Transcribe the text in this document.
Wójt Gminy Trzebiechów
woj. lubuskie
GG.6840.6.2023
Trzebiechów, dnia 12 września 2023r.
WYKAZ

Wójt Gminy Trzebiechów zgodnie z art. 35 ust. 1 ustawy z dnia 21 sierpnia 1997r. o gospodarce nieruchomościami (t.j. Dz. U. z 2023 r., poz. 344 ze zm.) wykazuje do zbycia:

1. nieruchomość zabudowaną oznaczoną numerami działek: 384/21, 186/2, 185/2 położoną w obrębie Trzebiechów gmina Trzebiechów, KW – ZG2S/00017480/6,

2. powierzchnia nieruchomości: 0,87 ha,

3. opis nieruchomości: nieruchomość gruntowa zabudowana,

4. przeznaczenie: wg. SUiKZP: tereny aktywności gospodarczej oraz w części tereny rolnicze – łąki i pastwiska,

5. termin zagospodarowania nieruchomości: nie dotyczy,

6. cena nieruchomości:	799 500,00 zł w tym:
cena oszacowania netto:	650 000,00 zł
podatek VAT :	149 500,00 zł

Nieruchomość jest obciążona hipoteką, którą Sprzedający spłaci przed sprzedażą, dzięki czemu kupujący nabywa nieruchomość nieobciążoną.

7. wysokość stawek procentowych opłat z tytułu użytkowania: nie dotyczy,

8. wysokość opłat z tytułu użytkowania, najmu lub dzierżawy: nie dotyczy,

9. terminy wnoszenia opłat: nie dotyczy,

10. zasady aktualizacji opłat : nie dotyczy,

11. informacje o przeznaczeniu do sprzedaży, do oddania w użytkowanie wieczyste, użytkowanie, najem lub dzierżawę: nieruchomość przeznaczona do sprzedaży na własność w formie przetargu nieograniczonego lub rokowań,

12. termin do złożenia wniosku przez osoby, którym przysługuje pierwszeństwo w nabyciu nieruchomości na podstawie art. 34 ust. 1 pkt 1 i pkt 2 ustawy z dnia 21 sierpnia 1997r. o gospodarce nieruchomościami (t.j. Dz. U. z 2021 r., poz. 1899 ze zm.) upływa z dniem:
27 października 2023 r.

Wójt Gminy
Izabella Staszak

════

→ **SHORT PROBLEM**
Extract all of the data above and output it character for character.

→ **RESULT OF THIS TASK**
Transcribe the text in this document.
Wójt Gminy Trzebiechów
woj. lubuskie
GG.6840.6.2023
Trzebiechów, dnia 12 września 2023r.
WYKAZ

Wójt Gminy Trzebiechów zgodnie z art. 35 ust. 1 ustawy z dnia 21 sierpnia 1997r. o gospodarce nieruchomościami (t.j. Dz. U. z 2023 r., poz. 344 ze zm.) wykazuje do zbycia:

1. nieruchomość zabudowaną oznaczoną numerami działek: 384/21, 186/2, 185/2 położoną w obrębie Trzebiechów gmina Trzebiechów, KW – ZG2S/00017480/6,

2. powierzchnia nieruchomości: 0,87 ha,

3. opis nieruchomości: nieruchomość gruntowa zabudowana,

4. przeznaczenie: wg. SUiKZP: tereny aktywności gospodarczej oraz w części tereny rolnicze – łąki i pastwiska,

5. termin zagospodarowania nieruchomości: nie dotyczy,

6. cena nieruchomości:	799 500,00 zł w tym:
cena oszacowania netto:	650 000,00 zł
podatek VAT :	149 500,00 zł

Nieruchomość jest obciążona hipoteką, którą Sprzedający spłaci przed sprzedażą, dzięki czemu kupujący nabywa nieruchomość nieobciążoną.

7. wysokość stawek procentowych opłat z tytułu użytkowania: nie dotyczy,

8. wysokość opłat z tytułu użytkowania, najmu lub dzierżawy: nie dotyczy,

9. terminy wnoszenia opłat: nie dotyczy,

10. zasady aktualizacji opłat : nie dotyczy,

11. informacje o przeznaczeniu do sprzedaży, do oddania w użytkowanie wieczyste, użytkowanie, najem lub dzierżawę: nieruchomość przeznaczona do sprzedaży na własność w formie przetargu nieograniczonego lub rokowań,

12. termin do złożenia wniosku przez osoby, którym przysługuje pierwszeństwo w nabyciu nieruchomości na podstawie art. 34 ust. 1 pkt 1 i pkt 2 ustawy z dnia 21 sierpnia 1997r. o gospodarce nieruchomościami (t.j. Dz. U. z 2021 r., poz. 1899 ze zm.) upływa z dniem:
27 października 2023 r.

Wójt Gminy
Izabella Staszak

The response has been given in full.